╭─ Excerpted data
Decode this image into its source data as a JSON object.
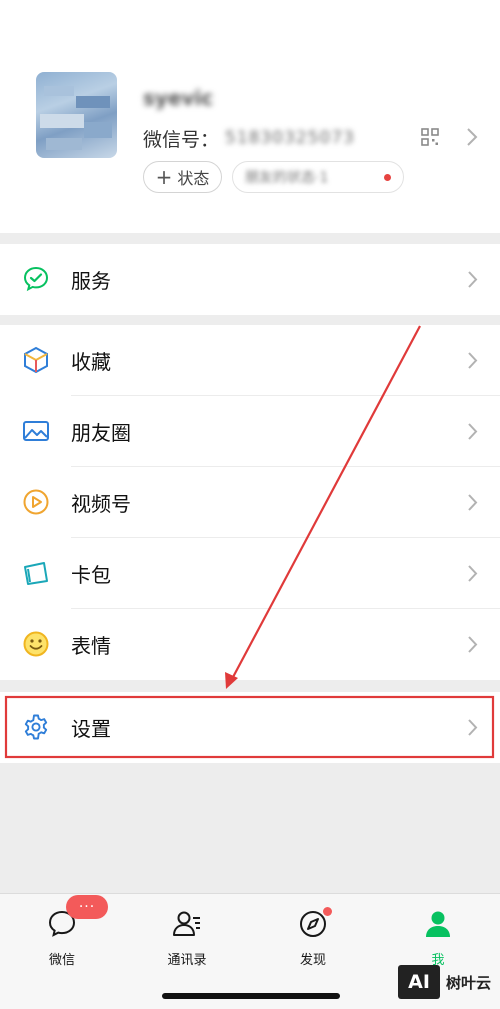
{
  "profile": {
    "nickname": "syevic",
    "wechat_id_label": "微信号：",
    "wechat_id_value": "51830325073",
    "status_button_plus": "+",
    "status_button_label": "状态",
    "friends_status_text": "朋友的状态·1"
  },
  "menu": {
    "service": {
      "label": "服务",
      "icon": "service-icon"
    },
    "favorites": {
      "label": "收藏",
      "icon": "favorites-icon"
    },
    "moments": {
      "label": "朋友圈",
      "icon": "moments-icon"
    },
    "channels": {
      "label": "视频号",
      "icon": "channels-icon"
    },
    "cards": {
      "label": "卡包",
      "icon": "card-wallet-icon"
    },
    "stickers": {
      "label": "表情",
      "icon": "sticker-icon"
    },
    "settings": {
      "label": "设置",
      "icon": "gear-icon"
    }
  },
  "tabbar": {
    "chats": {
      "label": "微信",
      "badge": "···"
    },
    "contacts": {
      "label": "通讯录"
    },
    "discover": {
      "label": "发现"
    },
    "me": {
      "label": "我"
    }
  },
  "watermark": {
    "logo": "AI",
    "text": "树叶云"
  },
  "colors": {
    "wechat_green": "#07c160",
    "annotation_red": "#e03a3a",
    "badge_red": "#f35a5a",
    "background": "#ededed"
  }
}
╰─
[Your goal] Pictures in the records must not appear in the copy; transcribe everything else precisely.

[Solution]
Decode this image into its source data as a JSON object.
{
  "profile": {
    "nickname": "syevic",
    "wechat_id_label": "微信号：",
    "wechat_id_value": "51830325073",
    "status_button_plus": "+",
    "status_button_label": "状态",
    "friends_status_text": "朋友的状态·1"
  },
  "menu": {
    "service": {
      "label": "服务",
      "icon": "service-icon"
    },
    "favorites": {
      "label": "收藏",
      "icon": "favorites-icon"
    },
    "moments": {
      "label": "朋友圈",
      "icon": "moments-icon"
    },
    "channels": {
      "label": "视频号",
      "icon": "channels-icon"
    },
    "cards": {
      "label": "卡包",
      "icon": "card-wallet-icon"
    },
    "stickers": {
      "label": "表情",
      "icon": "sticker-icon"
    },
    "settings": {
      "label": "设置",
      "icon": "gear-icon"
    }
  },
  "tabbar": {
    "chats": {
      "label": "微信",
      "badge": "···"
    },
    "contacts": {
      "label": "通讯录"
    },
    "discover": {
      "label": "发现"
    },
    "me": {
      "label": "我"
    }
  },
  "watermark": {
    "logo": "AI",
    "text": "树叶云"
  },
  "colors": {
    "wechat_green": "#07c160",
    "annotation_red": "#e03a3a",
    "badge_red": "#f35a5a",
    "background": "#ededed"
  }
}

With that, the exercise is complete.